[Records]
* * *
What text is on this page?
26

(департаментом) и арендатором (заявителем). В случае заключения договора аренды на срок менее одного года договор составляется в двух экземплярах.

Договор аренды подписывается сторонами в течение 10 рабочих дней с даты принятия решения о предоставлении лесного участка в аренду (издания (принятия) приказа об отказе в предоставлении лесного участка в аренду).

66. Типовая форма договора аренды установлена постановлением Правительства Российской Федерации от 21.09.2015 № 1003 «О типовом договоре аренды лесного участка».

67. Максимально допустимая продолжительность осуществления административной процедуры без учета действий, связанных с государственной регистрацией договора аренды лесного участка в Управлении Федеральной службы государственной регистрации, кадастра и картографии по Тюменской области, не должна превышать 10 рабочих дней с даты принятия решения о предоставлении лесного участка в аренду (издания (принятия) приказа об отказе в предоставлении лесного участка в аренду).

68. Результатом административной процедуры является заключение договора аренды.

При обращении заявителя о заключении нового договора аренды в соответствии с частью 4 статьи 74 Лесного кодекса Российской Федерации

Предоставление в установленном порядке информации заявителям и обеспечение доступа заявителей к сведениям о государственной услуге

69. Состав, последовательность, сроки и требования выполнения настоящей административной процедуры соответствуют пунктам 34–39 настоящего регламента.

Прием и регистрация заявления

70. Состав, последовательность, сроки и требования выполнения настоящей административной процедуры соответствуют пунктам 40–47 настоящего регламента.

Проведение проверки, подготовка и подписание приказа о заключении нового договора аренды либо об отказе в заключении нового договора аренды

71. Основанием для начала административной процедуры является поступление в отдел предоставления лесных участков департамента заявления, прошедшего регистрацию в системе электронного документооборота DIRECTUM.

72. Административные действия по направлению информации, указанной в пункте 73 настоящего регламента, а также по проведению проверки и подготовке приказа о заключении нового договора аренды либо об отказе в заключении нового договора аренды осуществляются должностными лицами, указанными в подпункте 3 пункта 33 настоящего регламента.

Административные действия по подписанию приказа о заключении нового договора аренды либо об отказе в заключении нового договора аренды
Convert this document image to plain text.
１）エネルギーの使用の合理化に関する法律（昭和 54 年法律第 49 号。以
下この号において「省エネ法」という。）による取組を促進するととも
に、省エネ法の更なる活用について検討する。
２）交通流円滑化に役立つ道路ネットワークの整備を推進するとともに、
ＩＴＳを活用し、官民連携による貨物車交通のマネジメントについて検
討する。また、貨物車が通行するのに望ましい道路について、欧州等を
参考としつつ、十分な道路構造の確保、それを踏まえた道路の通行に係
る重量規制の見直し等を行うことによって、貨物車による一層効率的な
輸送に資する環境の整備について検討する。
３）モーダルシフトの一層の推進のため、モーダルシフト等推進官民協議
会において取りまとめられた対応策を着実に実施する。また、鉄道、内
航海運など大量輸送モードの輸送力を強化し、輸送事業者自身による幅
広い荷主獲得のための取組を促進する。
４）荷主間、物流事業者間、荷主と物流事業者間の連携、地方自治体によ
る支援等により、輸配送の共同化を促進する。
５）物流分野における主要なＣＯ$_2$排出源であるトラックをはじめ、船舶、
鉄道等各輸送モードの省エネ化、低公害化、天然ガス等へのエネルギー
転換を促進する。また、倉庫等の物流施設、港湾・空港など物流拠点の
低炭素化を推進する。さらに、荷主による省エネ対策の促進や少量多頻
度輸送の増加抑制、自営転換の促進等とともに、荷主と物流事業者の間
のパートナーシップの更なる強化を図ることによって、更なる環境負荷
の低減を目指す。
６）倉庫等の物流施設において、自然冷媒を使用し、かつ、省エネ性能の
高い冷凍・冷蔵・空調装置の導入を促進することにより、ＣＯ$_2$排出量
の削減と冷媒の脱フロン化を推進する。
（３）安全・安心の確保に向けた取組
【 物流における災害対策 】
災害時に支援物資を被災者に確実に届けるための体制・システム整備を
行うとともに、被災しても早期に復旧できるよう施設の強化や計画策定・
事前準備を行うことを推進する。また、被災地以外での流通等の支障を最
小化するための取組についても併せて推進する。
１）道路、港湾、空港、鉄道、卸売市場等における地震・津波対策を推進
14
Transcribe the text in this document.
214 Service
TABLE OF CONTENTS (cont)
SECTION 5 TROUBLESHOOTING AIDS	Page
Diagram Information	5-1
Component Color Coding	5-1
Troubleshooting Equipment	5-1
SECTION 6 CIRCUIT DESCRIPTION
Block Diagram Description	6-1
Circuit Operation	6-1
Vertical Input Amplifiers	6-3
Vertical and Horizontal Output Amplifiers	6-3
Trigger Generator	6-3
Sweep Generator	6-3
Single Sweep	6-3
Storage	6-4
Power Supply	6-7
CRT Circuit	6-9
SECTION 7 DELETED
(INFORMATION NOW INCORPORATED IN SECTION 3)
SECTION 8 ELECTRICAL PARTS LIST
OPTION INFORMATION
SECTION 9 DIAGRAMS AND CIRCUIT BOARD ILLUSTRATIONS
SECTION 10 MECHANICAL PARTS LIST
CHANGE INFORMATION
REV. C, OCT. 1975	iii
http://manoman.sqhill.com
* * *
Brief — Quote the lines of the listing above that run from the line with "Transcribe the text in this document." through its last line, both included, and nothing else.

Expected output —
Transcribe the text in this document.
214 Service
TABLE OF CONTENTS (cont)
SECTION 5 TROUBLESHOOTING AIDS	Page
Diagram Information	5-1
Component Color Coding	5-1
Troubleshooting Equipment	5-1
SECTION 6 CIRCUIT DESCRIPTION
Block Diagram Description	6-1
Circuit Operation	6-1
Vertical Input Amplifiers	6-3
Vertical and Horizontal Output Amplifiers	6-3
Trigger Generator	6-3
Sweep Generator	6-3
Single Sweep	6-3
Storage	6-4
Power Supply	6-7
CRT Circuit	6-9
SECTION 7 DELETED
(INFORMATION NOW INCORPORATED IN SECTION 3)
SECTION 8 ELECTRICAL PARTS LIST
OPTION INFORMATION
SECTION 9 DIAGRAMS AND CIRCUIT BOARD ILLUSTRATIONS
SECTION 10 MECHANICAL PARTS LIST
CHANGE INFORMATION
REV. C, OCT. 1975	iii
http://manoman.sqhill.com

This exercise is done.